··· RECORDS PROVIDED
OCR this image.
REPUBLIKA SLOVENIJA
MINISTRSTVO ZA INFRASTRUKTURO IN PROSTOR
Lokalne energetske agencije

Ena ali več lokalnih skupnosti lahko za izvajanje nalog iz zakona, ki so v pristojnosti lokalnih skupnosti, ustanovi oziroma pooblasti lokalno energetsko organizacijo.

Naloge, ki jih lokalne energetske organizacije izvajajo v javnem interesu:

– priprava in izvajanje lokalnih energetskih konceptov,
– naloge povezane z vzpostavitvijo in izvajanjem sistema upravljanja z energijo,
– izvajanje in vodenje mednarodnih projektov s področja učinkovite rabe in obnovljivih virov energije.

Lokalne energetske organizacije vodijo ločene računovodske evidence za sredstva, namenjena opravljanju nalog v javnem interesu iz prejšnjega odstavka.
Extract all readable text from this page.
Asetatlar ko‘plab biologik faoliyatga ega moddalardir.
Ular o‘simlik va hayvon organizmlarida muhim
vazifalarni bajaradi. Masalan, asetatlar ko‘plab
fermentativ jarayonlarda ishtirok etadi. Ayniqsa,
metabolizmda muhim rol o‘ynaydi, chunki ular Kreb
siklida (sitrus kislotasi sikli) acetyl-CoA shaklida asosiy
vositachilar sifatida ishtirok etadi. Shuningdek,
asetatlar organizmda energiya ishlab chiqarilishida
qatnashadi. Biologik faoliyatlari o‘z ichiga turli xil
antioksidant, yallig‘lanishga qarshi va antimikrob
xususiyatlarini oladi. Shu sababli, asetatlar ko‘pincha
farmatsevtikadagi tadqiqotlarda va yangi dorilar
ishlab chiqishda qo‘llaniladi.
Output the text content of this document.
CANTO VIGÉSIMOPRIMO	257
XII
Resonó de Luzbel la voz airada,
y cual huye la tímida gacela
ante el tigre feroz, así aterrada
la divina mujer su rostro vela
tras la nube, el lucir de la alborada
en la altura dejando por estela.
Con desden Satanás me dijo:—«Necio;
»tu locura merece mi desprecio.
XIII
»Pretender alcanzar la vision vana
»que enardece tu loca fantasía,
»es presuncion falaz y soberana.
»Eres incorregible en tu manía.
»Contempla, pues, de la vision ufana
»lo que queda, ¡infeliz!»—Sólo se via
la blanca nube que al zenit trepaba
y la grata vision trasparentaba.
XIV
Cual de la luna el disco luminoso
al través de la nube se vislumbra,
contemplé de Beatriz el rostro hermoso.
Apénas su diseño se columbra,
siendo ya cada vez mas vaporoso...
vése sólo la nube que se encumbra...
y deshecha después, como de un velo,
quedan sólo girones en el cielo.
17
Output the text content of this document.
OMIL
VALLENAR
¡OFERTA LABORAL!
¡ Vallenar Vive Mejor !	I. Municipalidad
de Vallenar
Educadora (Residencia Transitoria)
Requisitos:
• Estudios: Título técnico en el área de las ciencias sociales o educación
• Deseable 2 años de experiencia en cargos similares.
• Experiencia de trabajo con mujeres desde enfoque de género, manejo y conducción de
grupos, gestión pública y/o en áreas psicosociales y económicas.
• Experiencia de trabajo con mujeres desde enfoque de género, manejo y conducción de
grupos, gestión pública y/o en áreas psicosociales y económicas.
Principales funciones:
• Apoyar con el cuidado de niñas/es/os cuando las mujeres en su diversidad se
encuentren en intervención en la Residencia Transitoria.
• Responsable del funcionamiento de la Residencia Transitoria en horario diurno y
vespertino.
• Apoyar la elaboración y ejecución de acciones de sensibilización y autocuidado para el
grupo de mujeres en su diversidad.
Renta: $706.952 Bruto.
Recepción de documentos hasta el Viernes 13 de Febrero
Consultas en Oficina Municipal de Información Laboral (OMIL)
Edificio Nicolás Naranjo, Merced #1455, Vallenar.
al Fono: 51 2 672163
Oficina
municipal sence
······
**AIM OF THE EXERCISE**: Go over the records above and tally the lines with the word "mujeres" in them. Give the number alone.

**SOLUTION FOR THIS EXERCISE**: 4